## What to work on:
The interview excerpt quotes views that society today holds about God. List every one of them.

## Text excerpt:

CT: Going back to the five core lessons, some of them don’t have easy answers, do they? Many people are probably asking that question at the moment: why would God allow us to suffer if He loves us? How would you go about addressing that kind of inner conflict in someone?
PL: Each session starts with a real-life story. That’s partly to give people a sense of where the session is going but it’s also to give the participants other people to think about so that instead of thinking about they’re own situation, they’re initially thinking about someone else’s first.
In that particular session on why God allows people to suffer, we then give them the opportunity to think about what we as a society today think about God, like ‘He doesn’t exist’ or ‘He isn’t real’, ‘He is distant’. Whatever it is, we write all of these things on the board.
But then we take them to the Bible and give them verses about God’s compassion, God’s love, all of who God is and we write all of these truths on the other side of the board. It’s a very powerful picture of what society thinks about God and what the Bible actually says about God.
We then go from there to talk about how God is our Father and how He comforts us and gives us hope. Again, it’s very simple but it’s a good foundation to then move on to the difficult parts of our life.
CT: We’re out of lockdown but some places have already had to go back into lockdown, and overall, there is concern that we are all going to end up back in a second lockdown. If that does happen, what advice would you give to people to cope with the challenges of that?
PL: That’s a hard question because I’ll be honest; I dread that! I also struggled with lockdown and although I got used to it, it was a challenge. I don’t know if I can give advice but I would want to give people the hope that God is still in control.
My two favourite verses in the Bible are Philippians chapter 4 verses 6 and 7: “Do not be anxious about anything, but in every situation, by prayer and petition, with thanksgiving, present your requests to God. And the peace of God, which transcends all understanding, will guard your hearts and your minds in Christ Jesus.”
I think if our faith is founded in such an awesome God, He will sustain us and help us through it. It will be difficult, it’s not easy, but I think if we focus on what God has given us in Him and in Jesus, that will help us to get through.
CT: In terms of churches, what can they do to help tackle the issue of trauma and mental wellbeing practically in their communities?

## Supplied information:
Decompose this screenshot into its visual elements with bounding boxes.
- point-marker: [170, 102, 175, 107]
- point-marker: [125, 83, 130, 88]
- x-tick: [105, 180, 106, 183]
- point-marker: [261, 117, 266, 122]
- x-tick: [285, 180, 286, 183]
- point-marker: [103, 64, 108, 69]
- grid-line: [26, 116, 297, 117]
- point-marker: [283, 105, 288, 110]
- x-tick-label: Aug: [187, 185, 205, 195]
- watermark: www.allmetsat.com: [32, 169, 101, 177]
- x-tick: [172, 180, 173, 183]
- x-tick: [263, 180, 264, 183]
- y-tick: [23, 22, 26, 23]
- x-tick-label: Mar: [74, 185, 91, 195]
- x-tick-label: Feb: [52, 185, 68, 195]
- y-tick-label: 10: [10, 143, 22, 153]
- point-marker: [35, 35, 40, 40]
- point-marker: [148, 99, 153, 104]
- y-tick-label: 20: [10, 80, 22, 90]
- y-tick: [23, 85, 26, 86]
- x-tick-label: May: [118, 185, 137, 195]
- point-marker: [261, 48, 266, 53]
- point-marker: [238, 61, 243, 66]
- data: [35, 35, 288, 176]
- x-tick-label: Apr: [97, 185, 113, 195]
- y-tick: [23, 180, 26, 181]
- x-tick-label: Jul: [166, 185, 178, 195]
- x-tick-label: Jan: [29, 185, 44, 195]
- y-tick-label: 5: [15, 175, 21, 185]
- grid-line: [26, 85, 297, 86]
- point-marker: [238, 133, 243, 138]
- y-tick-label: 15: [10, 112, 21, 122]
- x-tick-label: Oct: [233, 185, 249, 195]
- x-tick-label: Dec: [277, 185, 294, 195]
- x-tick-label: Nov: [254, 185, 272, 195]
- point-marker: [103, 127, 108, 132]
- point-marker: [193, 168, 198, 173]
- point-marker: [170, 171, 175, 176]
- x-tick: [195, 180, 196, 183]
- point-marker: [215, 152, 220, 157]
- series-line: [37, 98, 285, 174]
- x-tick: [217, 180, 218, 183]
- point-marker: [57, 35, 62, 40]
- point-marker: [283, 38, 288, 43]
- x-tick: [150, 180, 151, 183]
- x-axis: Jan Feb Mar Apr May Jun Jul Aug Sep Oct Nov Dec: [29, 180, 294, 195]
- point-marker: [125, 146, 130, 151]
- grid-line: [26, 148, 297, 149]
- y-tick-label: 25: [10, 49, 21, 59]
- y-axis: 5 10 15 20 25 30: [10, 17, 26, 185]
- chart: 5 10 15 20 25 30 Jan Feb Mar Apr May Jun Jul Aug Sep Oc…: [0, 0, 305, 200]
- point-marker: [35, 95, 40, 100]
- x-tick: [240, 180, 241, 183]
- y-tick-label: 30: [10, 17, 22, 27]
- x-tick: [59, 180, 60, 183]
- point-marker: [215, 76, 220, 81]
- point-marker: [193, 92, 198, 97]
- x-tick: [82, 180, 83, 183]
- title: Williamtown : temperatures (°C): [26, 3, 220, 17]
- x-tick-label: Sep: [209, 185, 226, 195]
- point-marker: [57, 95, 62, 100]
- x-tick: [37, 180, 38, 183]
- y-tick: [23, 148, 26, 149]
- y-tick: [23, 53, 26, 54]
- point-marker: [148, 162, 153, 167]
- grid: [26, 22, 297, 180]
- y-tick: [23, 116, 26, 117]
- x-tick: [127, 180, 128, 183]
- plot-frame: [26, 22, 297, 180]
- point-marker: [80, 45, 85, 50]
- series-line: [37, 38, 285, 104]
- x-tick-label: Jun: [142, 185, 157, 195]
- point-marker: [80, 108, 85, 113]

## Completed exercise:
- He doesn't exist
- He isn't real
- He is distant